**Instructions for the task:** Track down every line below that holds "developmental" and copy it.

━━━━━━━━━━━━━━━━━━━━

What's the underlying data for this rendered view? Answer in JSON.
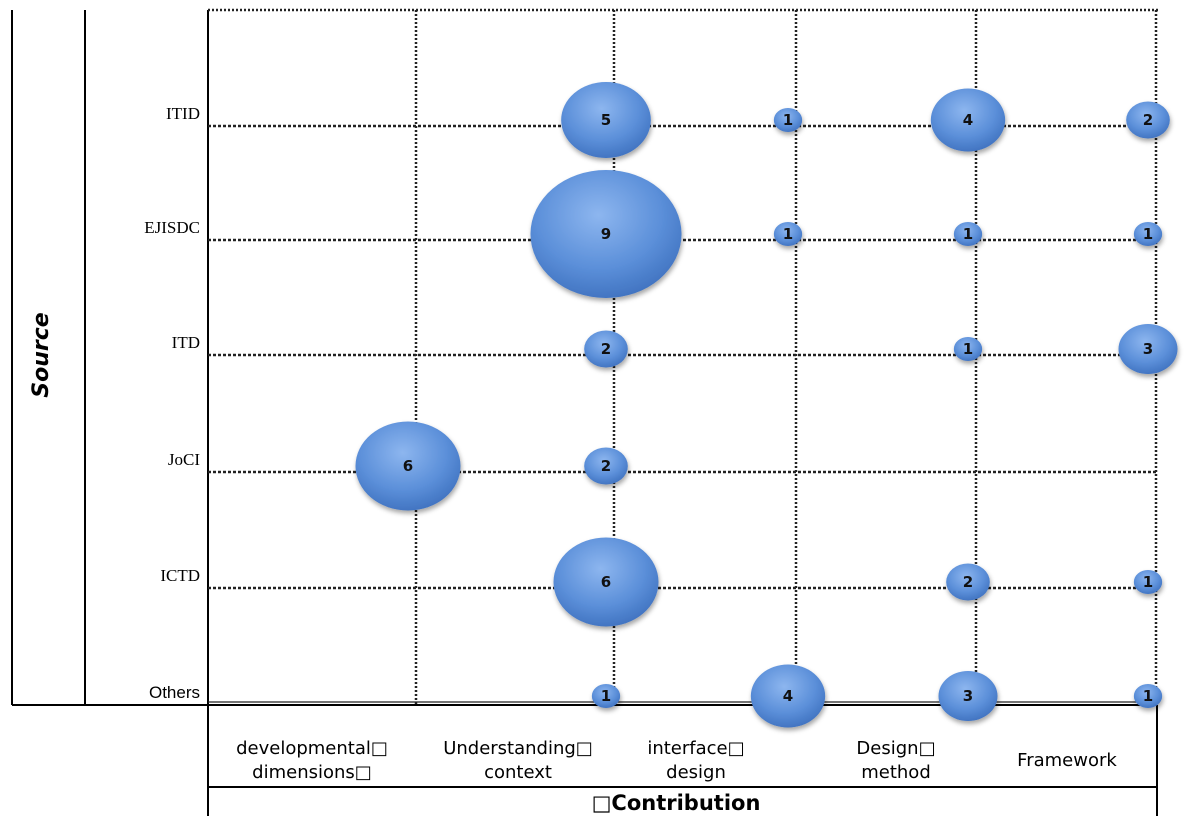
{
  "chart_data": {
    "type": "scatter",
    "subtype": "bubble",
    "xlabel": "□Contribution",
    "ylabel": "Source",
    "categories_x": [
      [
        "developmental□",
        "dimensions□"
      ],
      [
        "Understanding□",
        "context"
      ],
      [
        "interface□",
        "design"
      ],
      [
        "Design□",
        "method"
      ],
      [
        "Framework"
      ]
    ],
    "categories_y": [
      "ITID",
      "EJISDC",
      "ITD",
      "JoCI",
      "ICTD",
      "Others"
    ],
    "points": [
      {
        "source": "ITID",
        "contribution": "Understanding context",
        "value": 5
      },
      {
        "source": "ITID",
        "contribution": "interface design",
        "value": 1
      },
      {
        "source": "ITID",
        "contribution": "Design method",
        "value": 4
      },
      {
        "source": "ITID",
        "contribution": "Framework",
        "value": 2
      },
      {
        "source": "EJISDC",
        "contribution": "Understanding context",
        "value": 9
      },
      {
        "source": "EJISDC",
        "contribution": "interface design",
        "value": 1
      },
      {
        "source": "EJISDC",
        "contribution": "Design method",
        "value": 1
      },
      {
        "source": "EJISDC",
        "contribution": "Framework",
        "value": 1
      },
      {
        "source": "ITD",
        "contribution": "Understanding context",
        "value": 2
      },
      {
        "source": "ITD",
        "contribution": "Design method",
        "value": 1
      },
      {
        "source": "ITD",
        "contribution": "Framework",
        "value": 3
      },
      {
        "source": "JoCI",
        "contribution": "developmental dimensions",
        "value": 6
      },
      {
        "source": "JoCI",
        "contribution": "Understanding context",
        "value": 2
      },
      {
        "source": "ICTD",
        "contribution": "Understanding context",
        "value": 6
      },
      {
        "source": "ICTD",
        "contribution": "Design method",
        "value": 2
      },
      {
        "source": "ICTD",
        "contribution": "Framework",
        "value": 1
      },
      {
        "source": "Others",
        "contribution": "Understanding context",
        "value": 1
      },
      {
        "source": "Others",
        "contribution": "interface design",
        "value": 4
      },
      {
        "source": "Others",
        "contribution": "Design method",
        "value": 3
      },
      {
        "source": "Others",
        "contribution": "Framework",
        "value": 1
      }
    ],
    "bubble_color": "#5b8fd9",
    "grid": "dotted"
  }
}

━━━━━━━━━━━━━━━━━━━━

**Answer for the task:**
        "developmental□",
        "contribution": "developmental dimensions",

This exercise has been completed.